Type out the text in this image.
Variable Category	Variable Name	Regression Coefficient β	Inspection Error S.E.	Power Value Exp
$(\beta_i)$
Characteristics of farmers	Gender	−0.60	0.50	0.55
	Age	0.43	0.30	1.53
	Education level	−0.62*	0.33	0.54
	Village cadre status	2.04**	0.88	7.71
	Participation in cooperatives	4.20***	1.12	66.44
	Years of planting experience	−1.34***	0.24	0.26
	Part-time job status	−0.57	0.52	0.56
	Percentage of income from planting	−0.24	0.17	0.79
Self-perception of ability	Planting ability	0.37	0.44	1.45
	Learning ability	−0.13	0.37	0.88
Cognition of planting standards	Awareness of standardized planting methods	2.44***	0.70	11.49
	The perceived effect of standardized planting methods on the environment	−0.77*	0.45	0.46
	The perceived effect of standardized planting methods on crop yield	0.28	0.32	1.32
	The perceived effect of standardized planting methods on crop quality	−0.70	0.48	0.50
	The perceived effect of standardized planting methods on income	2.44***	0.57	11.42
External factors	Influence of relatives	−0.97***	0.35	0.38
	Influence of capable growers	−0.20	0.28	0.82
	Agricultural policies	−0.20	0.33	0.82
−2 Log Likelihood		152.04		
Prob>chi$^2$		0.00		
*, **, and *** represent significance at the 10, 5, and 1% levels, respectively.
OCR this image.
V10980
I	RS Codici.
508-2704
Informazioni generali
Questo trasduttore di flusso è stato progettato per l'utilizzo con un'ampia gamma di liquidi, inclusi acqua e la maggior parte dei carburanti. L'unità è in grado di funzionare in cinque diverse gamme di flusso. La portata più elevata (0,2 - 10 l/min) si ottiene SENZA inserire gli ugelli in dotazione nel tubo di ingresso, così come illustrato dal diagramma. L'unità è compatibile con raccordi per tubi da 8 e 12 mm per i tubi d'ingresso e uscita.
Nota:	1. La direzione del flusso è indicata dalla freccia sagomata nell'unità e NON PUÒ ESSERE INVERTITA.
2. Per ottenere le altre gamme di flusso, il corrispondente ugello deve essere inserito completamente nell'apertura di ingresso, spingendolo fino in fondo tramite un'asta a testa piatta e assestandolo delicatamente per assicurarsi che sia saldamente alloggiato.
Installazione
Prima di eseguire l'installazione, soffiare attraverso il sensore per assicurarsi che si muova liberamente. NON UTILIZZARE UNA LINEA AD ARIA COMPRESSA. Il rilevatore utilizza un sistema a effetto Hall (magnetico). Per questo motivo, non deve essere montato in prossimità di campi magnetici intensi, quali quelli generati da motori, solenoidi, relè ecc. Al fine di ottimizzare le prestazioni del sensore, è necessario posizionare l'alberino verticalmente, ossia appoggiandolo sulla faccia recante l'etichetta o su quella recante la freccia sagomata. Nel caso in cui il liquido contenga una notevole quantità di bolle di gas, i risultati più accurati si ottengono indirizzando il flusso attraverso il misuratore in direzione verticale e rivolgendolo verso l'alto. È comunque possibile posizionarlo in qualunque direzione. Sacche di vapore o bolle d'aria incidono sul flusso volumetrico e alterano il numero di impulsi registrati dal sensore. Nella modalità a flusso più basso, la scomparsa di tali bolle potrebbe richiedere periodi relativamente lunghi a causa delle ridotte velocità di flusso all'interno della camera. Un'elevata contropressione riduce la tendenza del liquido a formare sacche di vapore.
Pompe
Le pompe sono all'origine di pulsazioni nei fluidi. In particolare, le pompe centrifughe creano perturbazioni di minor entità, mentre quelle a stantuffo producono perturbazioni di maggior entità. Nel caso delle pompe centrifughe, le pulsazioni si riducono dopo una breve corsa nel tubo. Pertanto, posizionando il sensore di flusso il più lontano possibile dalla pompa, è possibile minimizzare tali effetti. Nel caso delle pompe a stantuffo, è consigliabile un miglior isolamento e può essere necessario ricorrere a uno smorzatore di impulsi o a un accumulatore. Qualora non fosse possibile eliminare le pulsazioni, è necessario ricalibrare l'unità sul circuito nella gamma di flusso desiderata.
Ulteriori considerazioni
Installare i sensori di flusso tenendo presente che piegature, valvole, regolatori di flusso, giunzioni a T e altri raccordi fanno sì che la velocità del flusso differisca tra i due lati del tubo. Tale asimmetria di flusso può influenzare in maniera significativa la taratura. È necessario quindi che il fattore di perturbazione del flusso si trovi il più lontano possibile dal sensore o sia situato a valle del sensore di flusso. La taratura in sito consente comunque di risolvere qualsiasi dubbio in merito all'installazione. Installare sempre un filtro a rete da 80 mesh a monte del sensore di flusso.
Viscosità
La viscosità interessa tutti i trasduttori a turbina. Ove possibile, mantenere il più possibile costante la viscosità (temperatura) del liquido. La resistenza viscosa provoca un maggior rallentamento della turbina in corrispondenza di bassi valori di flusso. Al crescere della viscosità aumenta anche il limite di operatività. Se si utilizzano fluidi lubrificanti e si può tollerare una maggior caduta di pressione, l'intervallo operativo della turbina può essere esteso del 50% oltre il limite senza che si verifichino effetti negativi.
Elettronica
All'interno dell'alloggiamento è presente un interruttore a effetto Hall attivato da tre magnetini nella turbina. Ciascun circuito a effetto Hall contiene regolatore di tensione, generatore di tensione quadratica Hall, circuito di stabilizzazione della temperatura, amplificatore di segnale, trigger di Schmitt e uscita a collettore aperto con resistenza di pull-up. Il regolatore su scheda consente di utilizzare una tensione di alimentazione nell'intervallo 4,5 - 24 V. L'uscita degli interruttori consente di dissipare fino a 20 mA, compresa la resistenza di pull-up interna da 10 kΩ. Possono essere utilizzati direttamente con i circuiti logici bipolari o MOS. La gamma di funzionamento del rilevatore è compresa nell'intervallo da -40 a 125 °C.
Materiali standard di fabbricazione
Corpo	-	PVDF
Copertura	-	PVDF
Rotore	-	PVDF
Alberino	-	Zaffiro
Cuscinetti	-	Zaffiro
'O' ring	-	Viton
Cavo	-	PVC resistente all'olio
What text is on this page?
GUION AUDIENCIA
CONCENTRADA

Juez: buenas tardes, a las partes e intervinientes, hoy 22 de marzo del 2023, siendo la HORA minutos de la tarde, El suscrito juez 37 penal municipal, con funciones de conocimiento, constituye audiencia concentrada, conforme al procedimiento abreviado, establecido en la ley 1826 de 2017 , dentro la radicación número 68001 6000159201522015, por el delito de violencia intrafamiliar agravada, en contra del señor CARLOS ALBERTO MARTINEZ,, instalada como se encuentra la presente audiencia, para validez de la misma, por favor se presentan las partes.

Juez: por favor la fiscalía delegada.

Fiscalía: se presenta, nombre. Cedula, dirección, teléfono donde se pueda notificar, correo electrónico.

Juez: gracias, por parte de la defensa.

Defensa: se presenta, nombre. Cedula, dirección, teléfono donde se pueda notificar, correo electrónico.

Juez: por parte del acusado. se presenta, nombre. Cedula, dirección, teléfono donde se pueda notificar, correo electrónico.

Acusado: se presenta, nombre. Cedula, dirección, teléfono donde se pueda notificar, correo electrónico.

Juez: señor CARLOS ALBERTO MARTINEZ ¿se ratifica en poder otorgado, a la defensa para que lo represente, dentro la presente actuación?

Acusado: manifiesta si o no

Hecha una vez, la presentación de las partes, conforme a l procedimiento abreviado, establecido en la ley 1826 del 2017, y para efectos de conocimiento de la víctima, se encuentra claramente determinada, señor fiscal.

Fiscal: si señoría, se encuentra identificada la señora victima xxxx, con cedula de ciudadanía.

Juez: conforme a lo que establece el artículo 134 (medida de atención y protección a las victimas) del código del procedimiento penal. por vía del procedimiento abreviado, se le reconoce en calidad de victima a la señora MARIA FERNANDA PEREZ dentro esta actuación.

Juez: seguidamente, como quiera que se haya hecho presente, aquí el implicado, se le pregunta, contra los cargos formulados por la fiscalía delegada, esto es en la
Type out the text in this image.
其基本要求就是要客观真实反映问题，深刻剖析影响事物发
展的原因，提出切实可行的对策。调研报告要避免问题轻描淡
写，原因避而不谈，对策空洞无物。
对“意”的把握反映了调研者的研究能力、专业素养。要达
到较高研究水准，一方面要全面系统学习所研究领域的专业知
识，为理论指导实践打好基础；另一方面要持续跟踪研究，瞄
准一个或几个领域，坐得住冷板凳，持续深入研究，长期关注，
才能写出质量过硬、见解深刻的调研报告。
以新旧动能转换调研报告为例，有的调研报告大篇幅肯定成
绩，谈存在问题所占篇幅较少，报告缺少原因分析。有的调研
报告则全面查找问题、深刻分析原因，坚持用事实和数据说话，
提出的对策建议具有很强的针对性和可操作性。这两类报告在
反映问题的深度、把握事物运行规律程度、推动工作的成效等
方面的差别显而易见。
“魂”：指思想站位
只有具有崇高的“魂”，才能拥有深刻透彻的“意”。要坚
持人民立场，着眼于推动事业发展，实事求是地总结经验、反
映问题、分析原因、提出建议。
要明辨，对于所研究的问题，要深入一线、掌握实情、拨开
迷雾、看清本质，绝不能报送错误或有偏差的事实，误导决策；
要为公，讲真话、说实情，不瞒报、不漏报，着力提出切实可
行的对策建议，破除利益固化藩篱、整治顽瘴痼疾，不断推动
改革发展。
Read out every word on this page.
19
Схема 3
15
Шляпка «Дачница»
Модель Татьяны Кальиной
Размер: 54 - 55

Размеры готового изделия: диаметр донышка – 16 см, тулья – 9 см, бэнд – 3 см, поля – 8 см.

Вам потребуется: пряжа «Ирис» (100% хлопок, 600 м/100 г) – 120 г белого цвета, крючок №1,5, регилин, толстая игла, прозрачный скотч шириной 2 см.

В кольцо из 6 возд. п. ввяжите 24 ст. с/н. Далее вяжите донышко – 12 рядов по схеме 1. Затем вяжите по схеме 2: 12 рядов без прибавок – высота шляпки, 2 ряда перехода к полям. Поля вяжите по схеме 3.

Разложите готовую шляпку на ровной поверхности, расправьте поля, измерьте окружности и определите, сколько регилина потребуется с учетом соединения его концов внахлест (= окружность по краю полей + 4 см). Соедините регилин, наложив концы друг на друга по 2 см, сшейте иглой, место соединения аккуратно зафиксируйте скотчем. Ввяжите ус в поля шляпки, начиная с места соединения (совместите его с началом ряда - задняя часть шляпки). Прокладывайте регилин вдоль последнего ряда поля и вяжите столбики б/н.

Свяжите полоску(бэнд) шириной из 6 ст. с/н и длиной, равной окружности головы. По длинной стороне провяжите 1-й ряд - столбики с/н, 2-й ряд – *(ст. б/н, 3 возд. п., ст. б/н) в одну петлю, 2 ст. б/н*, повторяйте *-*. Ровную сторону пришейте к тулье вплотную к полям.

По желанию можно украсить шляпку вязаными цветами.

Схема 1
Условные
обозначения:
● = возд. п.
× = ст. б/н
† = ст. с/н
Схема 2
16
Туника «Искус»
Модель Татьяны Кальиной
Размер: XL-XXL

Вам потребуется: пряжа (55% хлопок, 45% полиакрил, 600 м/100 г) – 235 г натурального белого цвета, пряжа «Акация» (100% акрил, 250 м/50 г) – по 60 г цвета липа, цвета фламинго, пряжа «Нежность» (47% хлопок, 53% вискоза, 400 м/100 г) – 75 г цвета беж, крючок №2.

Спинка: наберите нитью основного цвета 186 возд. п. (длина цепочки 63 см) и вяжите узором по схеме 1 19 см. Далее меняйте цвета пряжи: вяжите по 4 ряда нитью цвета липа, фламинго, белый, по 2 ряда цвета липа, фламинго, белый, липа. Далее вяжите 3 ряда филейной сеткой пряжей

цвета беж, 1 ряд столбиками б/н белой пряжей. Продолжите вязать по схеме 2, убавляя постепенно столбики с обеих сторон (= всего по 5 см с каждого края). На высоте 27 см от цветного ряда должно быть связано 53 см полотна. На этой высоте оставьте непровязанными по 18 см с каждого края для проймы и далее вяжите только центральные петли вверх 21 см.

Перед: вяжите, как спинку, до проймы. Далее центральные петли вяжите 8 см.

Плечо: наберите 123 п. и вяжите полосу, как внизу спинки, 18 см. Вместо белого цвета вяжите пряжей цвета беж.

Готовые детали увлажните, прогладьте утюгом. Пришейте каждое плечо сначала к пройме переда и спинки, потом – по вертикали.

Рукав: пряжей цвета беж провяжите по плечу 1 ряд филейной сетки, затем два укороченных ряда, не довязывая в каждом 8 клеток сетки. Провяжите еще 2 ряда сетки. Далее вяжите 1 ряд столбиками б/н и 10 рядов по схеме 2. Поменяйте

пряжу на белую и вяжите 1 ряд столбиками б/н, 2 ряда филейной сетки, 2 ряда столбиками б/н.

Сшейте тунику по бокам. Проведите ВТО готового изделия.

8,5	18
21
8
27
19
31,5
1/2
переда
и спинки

[Stated goal]
Within the listing above, find every line containing the string "teléfono" and return it.

[Finished task]
Fiscalía: se presenta, nombre. Cedula, dirección, teléfono donde se pueda notificar, correo electrónico.
Defensa: se presenta, nombre. Cedula, dirección, teléfono donde se pueda notificar, correo electrónico.
Juez: por parte del acusado. se presenta, nombre. Cedula, dirección, teléfono donde se pueda notificar, correo electrónico.
Acusado: se presenta, nombre. Cedula, dirección, teléfono donde se pueda notificar, correo electrónico.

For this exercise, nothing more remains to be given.